>>>>

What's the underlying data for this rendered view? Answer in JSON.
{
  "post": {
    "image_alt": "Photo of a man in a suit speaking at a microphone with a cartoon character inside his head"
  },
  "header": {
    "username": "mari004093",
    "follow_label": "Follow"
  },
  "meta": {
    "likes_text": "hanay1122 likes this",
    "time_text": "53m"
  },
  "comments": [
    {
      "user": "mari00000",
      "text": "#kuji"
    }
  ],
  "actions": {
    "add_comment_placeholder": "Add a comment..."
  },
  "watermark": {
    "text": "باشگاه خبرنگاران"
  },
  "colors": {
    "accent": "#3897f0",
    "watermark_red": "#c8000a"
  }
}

<<<<

* [TASK TO CARRY OUT] Set down every record above exactly as given.

* [CORRECT OUTPUT]
What's the underlying data for this rendered view? Answer in JSON.
{
  "post": {
    "image_alt": "Photo of a man in a suit speaking at a microphone with a cartoon character inside his head"
  },
  "header": {
    "username": "mari004093",
    "follow_label": "Follow"
  },
  "meta": {
    "likes_text": "hanay1122 likes this",
    "time_text": "53m"
  },
  "comments": [
    {
      "user": "mari00000",
      "text": "#kuji"
    }
  ],
  "actions": {
    "add_comment_placeholder": "Add a comment..."
  },
  "watermark": {
    "text": "باشگاه خبرنگاران"
  },
  "colors": {
    "accent": "#3897f0",
    "watermark_red": "#c8000a"
  }
}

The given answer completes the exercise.